# [Task description]
Go through the material and pull out every line with the string "highlights" in it.

+++ Exercise input

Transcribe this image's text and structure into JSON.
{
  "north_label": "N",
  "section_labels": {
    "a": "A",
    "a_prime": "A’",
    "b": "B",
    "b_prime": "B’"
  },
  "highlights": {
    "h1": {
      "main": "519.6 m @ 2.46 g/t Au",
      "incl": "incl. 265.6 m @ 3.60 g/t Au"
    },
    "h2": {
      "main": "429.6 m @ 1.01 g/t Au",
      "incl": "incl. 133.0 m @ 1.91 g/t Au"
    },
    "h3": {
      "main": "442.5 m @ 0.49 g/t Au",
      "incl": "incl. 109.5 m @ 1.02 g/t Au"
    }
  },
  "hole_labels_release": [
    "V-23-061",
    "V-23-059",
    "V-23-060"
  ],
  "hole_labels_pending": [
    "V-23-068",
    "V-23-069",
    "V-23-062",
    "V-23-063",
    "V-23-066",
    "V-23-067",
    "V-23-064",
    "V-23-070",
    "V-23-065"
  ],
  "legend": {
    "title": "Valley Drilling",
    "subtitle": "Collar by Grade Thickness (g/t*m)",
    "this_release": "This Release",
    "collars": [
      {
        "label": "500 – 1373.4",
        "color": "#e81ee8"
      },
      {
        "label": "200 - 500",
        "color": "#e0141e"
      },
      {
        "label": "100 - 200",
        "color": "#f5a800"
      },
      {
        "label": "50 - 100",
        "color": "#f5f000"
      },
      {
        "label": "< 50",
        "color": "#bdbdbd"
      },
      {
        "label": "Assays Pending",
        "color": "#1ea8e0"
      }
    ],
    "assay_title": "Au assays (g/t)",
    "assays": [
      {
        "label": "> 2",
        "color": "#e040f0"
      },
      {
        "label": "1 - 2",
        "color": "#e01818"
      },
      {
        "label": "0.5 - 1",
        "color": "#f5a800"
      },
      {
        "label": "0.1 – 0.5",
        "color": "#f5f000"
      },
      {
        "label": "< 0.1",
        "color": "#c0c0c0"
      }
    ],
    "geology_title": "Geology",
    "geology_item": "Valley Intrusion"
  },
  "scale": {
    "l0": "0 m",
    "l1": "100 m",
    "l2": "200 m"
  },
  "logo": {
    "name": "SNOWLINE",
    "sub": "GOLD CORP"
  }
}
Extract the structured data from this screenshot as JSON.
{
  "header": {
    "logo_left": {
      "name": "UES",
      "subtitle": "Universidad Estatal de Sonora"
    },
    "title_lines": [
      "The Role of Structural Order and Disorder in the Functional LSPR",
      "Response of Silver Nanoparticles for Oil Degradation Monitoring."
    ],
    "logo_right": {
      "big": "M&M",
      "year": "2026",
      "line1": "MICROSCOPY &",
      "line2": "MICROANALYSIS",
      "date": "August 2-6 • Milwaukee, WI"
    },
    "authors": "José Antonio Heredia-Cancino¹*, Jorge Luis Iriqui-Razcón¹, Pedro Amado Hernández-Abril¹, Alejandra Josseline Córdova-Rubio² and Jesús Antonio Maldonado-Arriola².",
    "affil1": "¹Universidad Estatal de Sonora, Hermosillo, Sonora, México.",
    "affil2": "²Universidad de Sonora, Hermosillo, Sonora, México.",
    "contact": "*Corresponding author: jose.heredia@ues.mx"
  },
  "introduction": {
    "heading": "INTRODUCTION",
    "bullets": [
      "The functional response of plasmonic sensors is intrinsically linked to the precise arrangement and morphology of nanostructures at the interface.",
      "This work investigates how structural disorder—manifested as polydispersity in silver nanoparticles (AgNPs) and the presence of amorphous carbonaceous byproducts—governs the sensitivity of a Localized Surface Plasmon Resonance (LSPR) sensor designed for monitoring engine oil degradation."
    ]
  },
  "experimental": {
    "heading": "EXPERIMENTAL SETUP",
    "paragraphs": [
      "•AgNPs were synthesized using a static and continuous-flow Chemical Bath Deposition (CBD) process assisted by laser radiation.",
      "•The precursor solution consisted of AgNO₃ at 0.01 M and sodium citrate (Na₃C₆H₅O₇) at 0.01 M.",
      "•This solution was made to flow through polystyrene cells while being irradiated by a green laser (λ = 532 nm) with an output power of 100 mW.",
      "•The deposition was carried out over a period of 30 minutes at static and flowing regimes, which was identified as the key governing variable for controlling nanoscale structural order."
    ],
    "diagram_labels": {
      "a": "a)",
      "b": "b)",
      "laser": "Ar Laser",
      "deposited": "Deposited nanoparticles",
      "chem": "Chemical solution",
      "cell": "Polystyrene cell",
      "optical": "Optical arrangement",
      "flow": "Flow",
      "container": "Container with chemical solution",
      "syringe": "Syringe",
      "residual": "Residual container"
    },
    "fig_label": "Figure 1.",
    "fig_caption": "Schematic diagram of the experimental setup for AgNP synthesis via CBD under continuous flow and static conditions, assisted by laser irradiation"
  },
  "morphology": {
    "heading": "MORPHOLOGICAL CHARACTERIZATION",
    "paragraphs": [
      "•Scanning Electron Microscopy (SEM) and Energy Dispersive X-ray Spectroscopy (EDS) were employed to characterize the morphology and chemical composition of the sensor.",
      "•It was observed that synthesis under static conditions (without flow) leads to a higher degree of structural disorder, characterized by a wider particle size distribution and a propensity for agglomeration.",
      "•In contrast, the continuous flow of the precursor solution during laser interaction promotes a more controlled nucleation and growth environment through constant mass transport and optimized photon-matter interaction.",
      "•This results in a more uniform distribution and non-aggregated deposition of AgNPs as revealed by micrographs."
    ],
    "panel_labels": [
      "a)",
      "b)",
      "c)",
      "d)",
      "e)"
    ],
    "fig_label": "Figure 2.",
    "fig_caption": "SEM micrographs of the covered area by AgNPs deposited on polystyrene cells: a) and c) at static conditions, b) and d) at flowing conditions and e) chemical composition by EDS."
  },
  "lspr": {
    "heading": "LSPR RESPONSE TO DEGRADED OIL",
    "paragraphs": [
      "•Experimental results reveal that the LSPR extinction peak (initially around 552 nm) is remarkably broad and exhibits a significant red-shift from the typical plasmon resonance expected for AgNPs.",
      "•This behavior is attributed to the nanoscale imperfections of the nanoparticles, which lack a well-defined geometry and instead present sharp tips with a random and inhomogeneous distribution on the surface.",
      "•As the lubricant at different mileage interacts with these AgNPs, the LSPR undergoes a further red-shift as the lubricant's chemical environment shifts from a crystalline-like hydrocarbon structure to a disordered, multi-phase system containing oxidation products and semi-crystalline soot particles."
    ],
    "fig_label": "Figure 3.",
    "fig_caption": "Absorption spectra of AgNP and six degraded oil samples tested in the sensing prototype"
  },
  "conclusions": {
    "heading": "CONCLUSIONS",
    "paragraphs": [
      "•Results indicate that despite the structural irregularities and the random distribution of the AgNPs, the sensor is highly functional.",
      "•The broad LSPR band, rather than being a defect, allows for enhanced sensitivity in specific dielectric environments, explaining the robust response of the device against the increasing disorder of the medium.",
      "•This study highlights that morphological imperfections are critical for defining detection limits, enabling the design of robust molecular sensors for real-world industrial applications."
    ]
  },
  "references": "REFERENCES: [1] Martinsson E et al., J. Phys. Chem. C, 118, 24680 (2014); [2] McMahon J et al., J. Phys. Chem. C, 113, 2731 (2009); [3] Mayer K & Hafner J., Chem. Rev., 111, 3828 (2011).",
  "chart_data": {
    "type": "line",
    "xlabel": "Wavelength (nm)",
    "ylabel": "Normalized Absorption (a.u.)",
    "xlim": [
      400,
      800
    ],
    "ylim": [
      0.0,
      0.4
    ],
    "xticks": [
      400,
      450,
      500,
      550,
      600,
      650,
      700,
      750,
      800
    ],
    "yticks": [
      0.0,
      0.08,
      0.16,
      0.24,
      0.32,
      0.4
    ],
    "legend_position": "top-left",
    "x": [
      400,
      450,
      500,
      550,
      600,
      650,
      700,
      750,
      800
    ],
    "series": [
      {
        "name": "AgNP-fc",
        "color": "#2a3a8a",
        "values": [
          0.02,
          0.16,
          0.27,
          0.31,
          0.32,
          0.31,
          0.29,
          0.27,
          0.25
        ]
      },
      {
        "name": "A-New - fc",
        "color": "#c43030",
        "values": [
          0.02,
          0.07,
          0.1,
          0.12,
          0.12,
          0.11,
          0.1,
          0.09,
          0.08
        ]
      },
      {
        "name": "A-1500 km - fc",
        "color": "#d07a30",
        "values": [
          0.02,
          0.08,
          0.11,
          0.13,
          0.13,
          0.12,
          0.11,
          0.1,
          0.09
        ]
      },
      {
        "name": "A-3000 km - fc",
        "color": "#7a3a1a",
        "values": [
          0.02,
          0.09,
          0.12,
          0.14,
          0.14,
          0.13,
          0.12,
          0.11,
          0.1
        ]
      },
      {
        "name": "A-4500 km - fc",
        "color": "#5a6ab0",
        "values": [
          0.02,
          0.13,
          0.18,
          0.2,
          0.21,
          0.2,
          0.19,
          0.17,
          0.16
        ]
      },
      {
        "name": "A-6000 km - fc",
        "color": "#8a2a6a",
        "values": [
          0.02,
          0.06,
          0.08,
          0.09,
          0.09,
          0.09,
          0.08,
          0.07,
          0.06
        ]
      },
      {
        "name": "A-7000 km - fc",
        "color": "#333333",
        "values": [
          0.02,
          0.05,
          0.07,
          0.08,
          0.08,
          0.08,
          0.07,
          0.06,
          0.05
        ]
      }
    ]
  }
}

++++++

# [Task result]
  "highlights": {
      "•This study highlights that morphological imperfections are critical for defining detection limits, enabling the design of robust molecular sensors for real-world industrial applications."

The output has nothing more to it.